_Exercise instructions_.
List each line in which the string "name" appears.

_Figure collection entries_.
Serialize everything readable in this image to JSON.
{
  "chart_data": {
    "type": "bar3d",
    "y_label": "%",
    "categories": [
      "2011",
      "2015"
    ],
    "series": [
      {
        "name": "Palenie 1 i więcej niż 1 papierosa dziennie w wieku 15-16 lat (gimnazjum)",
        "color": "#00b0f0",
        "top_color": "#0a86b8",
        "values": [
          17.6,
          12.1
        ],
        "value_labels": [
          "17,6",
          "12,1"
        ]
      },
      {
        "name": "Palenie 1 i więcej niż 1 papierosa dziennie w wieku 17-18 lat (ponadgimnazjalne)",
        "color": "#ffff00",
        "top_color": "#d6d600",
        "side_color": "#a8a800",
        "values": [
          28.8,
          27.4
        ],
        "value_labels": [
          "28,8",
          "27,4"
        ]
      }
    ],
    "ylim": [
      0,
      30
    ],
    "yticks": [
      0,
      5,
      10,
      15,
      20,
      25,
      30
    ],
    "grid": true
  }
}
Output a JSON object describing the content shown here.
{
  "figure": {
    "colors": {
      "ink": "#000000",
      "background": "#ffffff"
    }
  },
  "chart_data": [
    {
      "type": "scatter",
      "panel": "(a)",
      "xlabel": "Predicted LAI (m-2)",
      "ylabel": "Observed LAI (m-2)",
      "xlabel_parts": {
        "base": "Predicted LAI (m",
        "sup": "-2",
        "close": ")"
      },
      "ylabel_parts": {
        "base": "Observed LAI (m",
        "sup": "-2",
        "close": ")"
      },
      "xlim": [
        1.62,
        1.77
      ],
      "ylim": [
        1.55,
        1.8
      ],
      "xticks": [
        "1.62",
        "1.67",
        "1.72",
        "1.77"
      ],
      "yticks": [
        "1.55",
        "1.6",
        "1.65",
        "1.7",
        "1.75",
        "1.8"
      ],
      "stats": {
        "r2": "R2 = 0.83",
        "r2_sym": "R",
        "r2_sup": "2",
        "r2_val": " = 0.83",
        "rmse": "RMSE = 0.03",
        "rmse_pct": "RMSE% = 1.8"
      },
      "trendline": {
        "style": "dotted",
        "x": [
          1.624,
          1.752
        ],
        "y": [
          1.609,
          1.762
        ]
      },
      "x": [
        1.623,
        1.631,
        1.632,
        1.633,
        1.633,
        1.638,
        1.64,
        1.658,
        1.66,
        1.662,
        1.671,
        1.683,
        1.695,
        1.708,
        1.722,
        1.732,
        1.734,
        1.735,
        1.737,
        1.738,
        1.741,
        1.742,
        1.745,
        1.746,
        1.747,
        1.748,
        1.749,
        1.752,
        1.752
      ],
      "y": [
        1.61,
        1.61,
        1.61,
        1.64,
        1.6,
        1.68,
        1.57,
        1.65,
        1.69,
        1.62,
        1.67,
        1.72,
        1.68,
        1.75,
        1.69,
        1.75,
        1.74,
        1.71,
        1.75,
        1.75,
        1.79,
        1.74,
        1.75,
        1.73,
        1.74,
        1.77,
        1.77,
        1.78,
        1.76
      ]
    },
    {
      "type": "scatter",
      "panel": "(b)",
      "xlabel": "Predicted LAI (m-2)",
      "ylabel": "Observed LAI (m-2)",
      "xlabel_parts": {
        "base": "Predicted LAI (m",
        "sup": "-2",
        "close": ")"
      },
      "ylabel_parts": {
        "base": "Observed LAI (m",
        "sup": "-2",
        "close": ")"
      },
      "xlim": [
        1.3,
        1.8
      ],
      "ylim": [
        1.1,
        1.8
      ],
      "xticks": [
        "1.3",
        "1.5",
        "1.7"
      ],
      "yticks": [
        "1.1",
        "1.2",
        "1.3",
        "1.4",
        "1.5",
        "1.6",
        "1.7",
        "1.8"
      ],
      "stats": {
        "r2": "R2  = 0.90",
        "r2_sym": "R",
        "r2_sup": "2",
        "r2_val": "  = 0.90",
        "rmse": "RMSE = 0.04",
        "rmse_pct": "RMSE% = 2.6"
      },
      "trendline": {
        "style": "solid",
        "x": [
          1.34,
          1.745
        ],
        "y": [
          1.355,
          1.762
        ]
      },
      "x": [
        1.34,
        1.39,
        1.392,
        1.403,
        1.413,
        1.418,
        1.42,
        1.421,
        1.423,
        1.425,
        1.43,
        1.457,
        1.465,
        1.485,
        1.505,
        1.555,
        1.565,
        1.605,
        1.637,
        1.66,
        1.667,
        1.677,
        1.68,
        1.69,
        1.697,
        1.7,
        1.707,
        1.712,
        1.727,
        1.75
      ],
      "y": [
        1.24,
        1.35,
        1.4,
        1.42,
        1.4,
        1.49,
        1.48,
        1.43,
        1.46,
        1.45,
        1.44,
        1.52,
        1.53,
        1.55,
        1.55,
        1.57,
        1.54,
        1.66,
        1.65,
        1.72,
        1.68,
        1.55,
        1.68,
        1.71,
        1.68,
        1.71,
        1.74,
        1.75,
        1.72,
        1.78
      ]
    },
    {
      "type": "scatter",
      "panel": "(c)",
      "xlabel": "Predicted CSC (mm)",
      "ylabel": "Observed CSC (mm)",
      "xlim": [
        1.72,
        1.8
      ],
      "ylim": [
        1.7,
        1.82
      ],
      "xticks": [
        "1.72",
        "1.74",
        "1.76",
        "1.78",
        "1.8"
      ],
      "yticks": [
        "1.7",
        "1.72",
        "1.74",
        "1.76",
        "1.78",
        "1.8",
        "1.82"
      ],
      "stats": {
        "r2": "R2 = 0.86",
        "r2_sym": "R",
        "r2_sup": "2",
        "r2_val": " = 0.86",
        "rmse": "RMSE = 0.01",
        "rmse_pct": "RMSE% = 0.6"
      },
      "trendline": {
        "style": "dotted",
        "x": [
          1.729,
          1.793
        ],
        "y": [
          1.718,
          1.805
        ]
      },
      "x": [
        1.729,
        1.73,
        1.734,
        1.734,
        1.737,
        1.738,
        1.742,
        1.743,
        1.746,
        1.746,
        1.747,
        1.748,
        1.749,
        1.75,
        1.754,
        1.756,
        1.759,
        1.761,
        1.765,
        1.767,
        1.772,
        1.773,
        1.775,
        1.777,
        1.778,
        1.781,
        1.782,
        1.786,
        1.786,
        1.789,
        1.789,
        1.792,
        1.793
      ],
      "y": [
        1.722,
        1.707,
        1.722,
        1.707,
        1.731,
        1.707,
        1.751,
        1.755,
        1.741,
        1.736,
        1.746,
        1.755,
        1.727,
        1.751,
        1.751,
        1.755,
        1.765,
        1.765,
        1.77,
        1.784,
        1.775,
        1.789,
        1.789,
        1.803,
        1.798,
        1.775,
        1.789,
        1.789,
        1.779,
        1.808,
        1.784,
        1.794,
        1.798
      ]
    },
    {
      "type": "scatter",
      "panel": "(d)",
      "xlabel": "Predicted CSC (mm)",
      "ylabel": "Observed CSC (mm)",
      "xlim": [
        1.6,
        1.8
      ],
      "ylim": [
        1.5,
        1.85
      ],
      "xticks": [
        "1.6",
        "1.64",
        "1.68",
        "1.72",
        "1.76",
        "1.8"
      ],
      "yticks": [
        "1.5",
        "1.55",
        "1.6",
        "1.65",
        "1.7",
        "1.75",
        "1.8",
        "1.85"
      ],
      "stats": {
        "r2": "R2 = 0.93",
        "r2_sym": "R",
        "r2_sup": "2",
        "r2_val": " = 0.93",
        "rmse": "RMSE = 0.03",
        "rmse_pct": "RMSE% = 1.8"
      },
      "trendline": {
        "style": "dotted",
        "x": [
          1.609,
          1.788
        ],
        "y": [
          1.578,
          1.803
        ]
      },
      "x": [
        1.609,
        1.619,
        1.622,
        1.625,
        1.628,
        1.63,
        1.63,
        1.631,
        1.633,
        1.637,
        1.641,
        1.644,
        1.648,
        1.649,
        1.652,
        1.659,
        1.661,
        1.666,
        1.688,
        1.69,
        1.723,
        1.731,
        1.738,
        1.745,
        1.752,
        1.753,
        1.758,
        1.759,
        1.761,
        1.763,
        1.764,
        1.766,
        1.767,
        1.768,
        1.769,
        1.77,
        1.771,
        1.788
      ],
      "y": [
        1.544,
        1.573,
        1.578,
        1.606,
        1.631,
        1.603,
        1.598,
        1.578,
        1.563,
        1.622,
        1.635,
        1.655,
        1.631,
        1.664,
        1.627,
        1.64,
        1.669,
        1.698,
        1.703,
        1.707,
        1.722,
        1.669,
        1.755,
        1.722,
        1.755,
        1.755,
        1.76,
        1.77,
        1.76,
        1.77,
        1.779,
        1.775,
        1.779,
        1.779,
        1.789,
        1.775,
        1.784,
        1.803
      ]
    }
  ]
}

_Task solution_.
        "name": "Palenie 1 i więcej niż 1 papierosa dziennie w wieku 15-16 lat (gimnazjum)",
        "name": "Palenie 1 i więcej niż 1 papierosa dziennie w wieku 17-18 lat (ponadgimnazjalne)",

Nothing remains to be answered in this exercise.